Transcribe all of the records word for word, but omit the pictures.

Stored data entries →
******
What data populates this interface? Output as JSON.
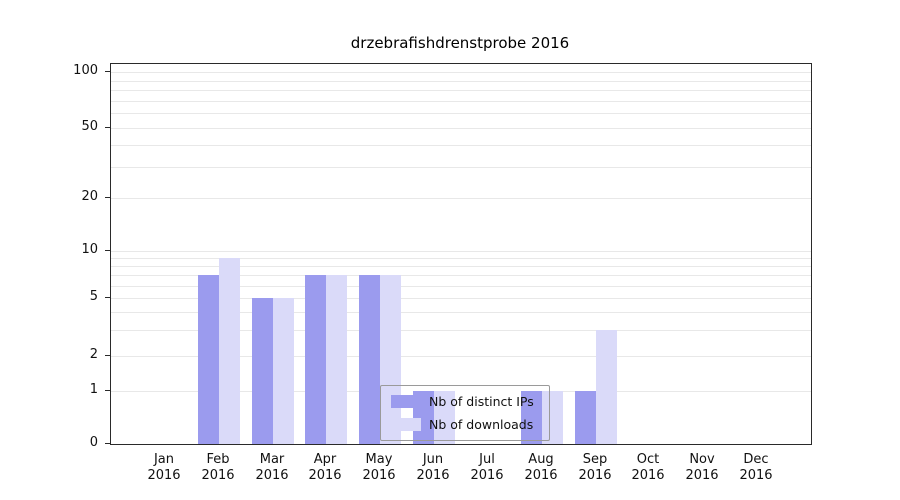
{
  "title": "drzebrafishdrenstprobe 2016",
  "chart_data": {
    "type": "bar",
    "title": "drzebrafishdrenstprobe 2016",
    "year": "2016",
    "categories": [
      "Jan",
      "Feb",
      "Mar",
      "Apr",
      "May",
      "Jun",
      "Jul",
      "Aug",
      "Sep",
      "Oct",
      "Nov",
      "Dec"
    ],
    "series": [
      {
        "name": "Nb of distinct IPs",
        "color": "#9b9bee",
        "values": [
          0,
          7,
          5,
          7,
          7,
          1,
          0,
          1,
          1,
          0,
          0,
          0
        ]
      },
      {
        "name": "Nb of downloads",
        "color": "#dadaf9",
        "values": [
          0,
          9,
          5,
          7,
          7,
          1,
          0,
          1,
          3,
          0,
          0,
          0
        ]
      }
    ],
    "y_ticks": [
      0,
      1,
      2,
      5,
      10,
      20,
      50,
      100
    ],
    "y_minor_gridlines": [
      1,
      2,
      3,
      4,
      5,
      6,
      7,
      8,
      9,
      10,
      20,
      30,
      40,
      50,
      60,
      70,
      80,
      90,
      100
    ],
    "ylim": [
      0,
      100
    ],
    "scale": "log-like",
    "grid": true,
    "legend_position": "lower center"
  }
}
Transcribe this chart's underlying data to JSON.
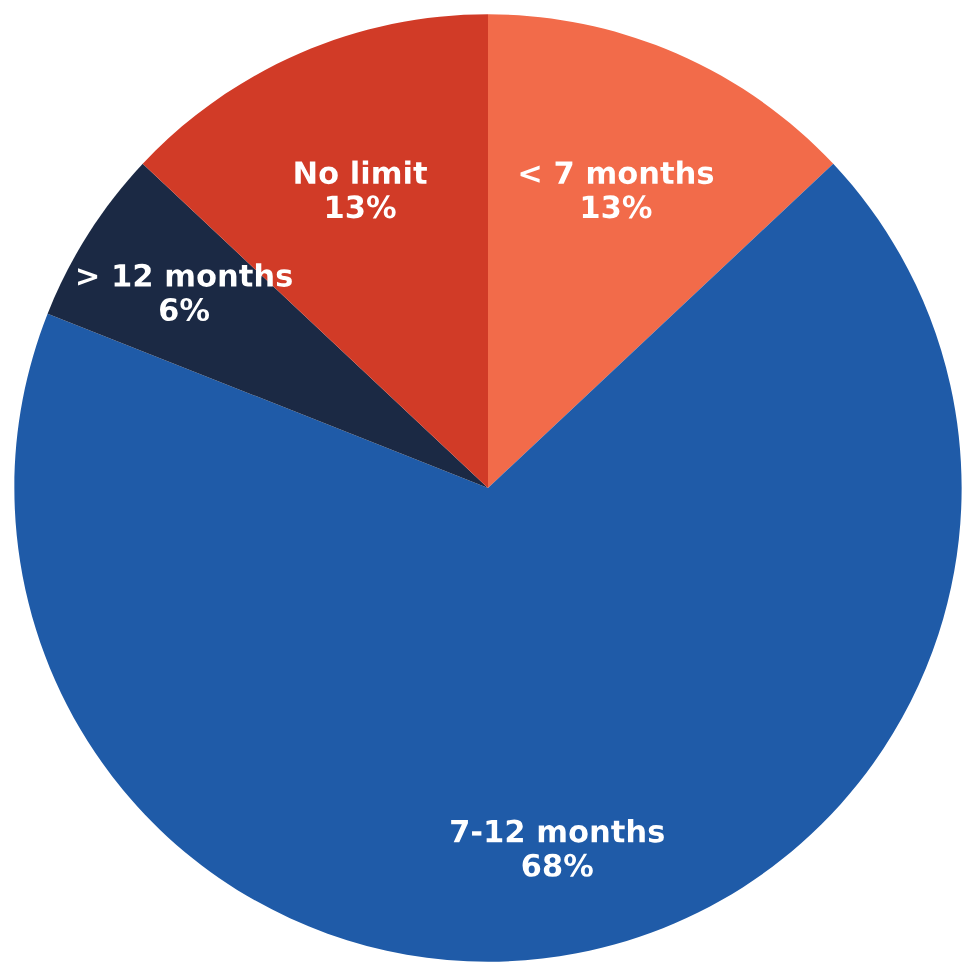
{
  "chart_data": {
    "type": "pie",
    "categories": [
      "< 7 months",
      "7-12 months",
      "> 12 months",
      "No limit"
    ],
    "values": [
      13,
      68,
      6,
      13
    ],
    "value_labels": [
      "13%",
      "68%",
      "6%",
      "13%"
    ],
    "colors": [
      "#f26b4a",
      "#1f5ba8",
      "#1b2944",
      "#d13b27"
    ],
    "legend": false
  }
}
******
Exercise result →
What data populates this interface? Output as JSON.
{
  "title": "drzebrafishdrenstprobe 2016",
  "chart_data": {
    "type": "bar",
    "title": "drzebrafishdrenstprobe 2016",
    "year": "2016",
    "categories": [
      "Jan",
      "Feb",
      "Mar",
      "Apr",
      "May",
      "Jun",
      "Jul",
      "Aug",
      "Sep",
      "Oct",
      "Nov",
      "Dec"
    ],
    "series": [
      {
        "name": "Nb of distinct IPs",
        "color": "#9b9bee",
        "values": [
          0,
          7,
          5,
          7,
          7,
          1,
          0,
          1,
          1,
          0,
          0,
          0
        ]
      },
      {
        "name": "Nb of downloads",
        "color": "#dadaf9",
        "values": [
          0,
          9,
          5,
          7,
          7,
          1,
          0,
          1,
          3,
          0,
          0,
          0
        ]
      }
    ],
    "y_ticks": [
      0,
      1,
      2,
      5,
      10,
      20,
      50,
      100
    ],
    "y_minor_gridlines": [
      1,
      2,
      3,
      4,
      5,
      6,
      7,
      8,
      9,
      10,
      20,
      30,
      40,
      50,
      60,
      70,
      80,
      90,
      100
    ],
    "ylim": [
      0,
      100
    ],
    "scale": "log-like",
    "grid": true,
    "legend_position": "lower center"
  }
}
Transcribe this chart's underlying data to JSON.
{
  "chart_data": {
    "type": "pie",
    "categories": [
      "< 7 months",
      "7-12 months",
      "> 12 months",
      "No limit"
    ],
    "values": [
      13,
      68,
      6,
      13
    ],
    "value_labels": [
      "13%",
      "68%",
      "6%",
      "13%"
    ],
    "colors": [
      "#f26b4a",
      "#1f5ba8",
      "#1b2944",
      "#d13b27"
    ],
    "legend": false
  }
}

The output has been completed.